— start Exercise material —

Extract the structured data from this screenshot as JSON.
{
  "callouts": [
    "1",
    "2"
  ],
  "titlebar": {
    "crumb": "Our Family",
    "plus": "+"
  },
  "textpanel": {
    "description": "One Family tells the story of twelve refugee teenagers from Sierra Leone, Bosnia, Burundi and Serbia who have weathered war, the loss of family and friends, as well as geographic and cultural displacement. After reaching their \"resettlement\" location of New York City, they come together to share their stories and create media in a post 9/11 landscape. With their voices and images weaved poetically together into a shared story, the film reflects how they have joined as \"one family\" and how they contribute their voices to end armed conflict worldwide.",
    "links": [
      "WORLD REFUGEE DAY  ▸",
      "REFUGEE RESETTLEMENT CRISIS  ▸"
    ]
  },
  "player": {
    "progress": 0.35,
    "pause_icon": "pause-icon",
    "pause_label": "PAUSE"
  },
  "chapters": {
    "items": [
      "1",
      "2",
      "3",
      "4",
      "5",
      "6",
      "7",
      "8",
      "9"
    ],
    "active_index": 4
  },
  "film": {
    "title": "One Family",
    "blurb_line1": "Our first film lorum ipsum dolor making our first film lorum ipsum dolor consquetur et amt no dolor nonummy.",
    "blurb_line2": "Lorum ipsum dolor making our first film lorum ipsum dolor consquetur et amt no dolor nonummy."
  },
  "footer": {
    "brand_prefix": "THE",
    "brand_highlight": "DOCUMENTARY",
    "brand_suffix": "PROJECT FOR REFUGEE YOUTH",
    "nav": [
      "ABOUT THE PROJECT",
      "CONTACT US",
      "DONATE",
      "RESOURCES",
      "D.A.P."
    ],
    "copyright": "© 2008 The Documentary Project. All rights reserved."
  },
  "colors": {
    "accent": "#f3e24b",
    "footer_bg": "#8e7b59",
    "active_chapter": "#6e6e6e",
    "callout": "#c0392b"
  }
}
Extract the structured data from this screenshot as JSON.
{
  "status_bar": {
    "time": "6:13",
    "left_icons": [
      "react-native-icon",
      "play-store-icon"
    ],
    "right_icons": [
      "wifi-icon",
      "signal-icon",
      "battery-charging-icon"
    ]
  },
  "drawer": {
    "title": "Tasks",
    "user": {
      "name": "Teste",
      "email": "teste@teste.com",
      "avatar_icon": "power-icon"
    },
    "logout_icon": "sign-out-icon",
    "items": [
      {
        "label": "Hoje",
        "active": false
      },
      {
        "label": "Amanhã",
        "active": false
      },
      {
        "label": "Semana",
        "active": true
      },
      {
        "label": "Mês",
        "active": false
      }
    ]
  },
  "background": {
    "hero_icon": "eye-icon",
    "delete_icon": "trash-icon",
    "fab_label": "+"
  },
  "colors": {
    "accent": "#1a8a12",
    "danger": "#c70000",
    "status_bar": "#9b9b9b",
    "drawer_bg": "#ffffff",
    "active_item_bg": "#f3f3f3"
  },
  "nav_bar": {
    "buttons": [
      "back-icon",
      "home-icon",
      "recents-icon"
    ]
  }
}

— end Exercise material —

- Exercise brief: Retype all of the material above with every character intact.

- Written solution:
Extract the structured data from this screenshot as JSON.
{
  "callouts": [
    "1",
    "2"
  ],
  "titlebar": {
    "crumb": "Our Family",
    "plus": "+"
  },
  "textpanel": {
    "description": "One Family tells the story of twelve refugee teenagers from Sierra Leone, Bosnia, Burundi and Serbia who have weathered war, the loss of family and friends, as well as geographic and cultural displacement. After reaching their \"resettlement\" location of New York City, they come together to share their stories and create media in a post 9/11 landscape. With their voices and images weaved poetically together into a shared story, the film reflects how they have joined as \"one family\" and how they contribute their voices to end armed conflict worldwide.",
    "links": [
      "WORLD REFUGEE DAY  ▸",
      "REFUGEE RESETTLEMENT CRISIS  ▸"
    ]
  },
  "player": {
    "progress": 0.35,
    "pause_icon": "pause-icon",
    "pause_label": "PAUSE"
  },
  "chapters": {
    "items": [
      "1",
      "2",
      "3",
      "4",
      "5",
      "6",
      "7",
      "8",
      "9"
    ],
    "active_index": 4
  },
  "film": {
    "title": "One Family",
    "blurb_line1": "Our first film lorum ipsum dolor making our first film lorum ipsum dolor consquetur et amt no dolor nonummy.",
    "blurb_line2": "Lorum ipsum dolor making our first film lorum ipsum dolor consquetur et amt no dolor nonummy."
  },
  "footer": {
    "brand_prefix": "THE",
    "brand_highlight": "DOCUMENTARY",
    "brand_suffix": "PROJECT FOR REFUGEE YOUTH",
    "nav": [
      "ABOUT THE PROJECT",
      "CONTACT US",
      "DONATE",
      "RESOURCES",
      "D.A.P."
    ],
    "copyright": "© 2008 The Documentary Project. All rights reserved."
  },
  "colors": {
    "accent": "#f3e24b",
    "footer_bg": "#8e7b59",
    "active_chapter": "#6e6e6e",
    "callout": "#c0392b"
  }
}
Extract the structured data from this screenshot as JSON.
{
  "status_bar": {
    "time": "6:13",
    "left_icons": [
      "react-native-icon",
      "play-store-icon"
    ],
    "right_icons": [
      "wifi-icon",
      "signal-icon",
      "battery-charging-icon"
    ]
  },
  "drawer": {
    "title": "Tasks",
    "user": {
      "name": "Teste",
      "email": "teste@teste.com",
      "avatar_icon": "power-icon"
    },
    "logout_icon": "sign-out-icon",
    "items": [
      {
        "label": "Hoje",
        "active": false
      },
      {
        "label": "Amanhã",
        "active": false
      },
      {
        "label": "Semana",
        "active": true
      },
      {
        "label": "Mês",
        "active": false
      }
    ]
  },
  "background": {
    "hero_icon": "eye-icon",
    "delete_icon": "trash-icon",
    "fab_label": "+"
  },
  "colors": {
    "accent": "#1a8a12",
    "danger": "#c70000",
    "status_bar": "#9b9b9b",
    "drawer_bg": "#ffffff",
    "active_item_bg": "#f3f3f3"
  },
  "nav_bar": {
    "buttons": [
      "back-icon",
      "home-icon",
      "recents-icon"
    ]
  }
}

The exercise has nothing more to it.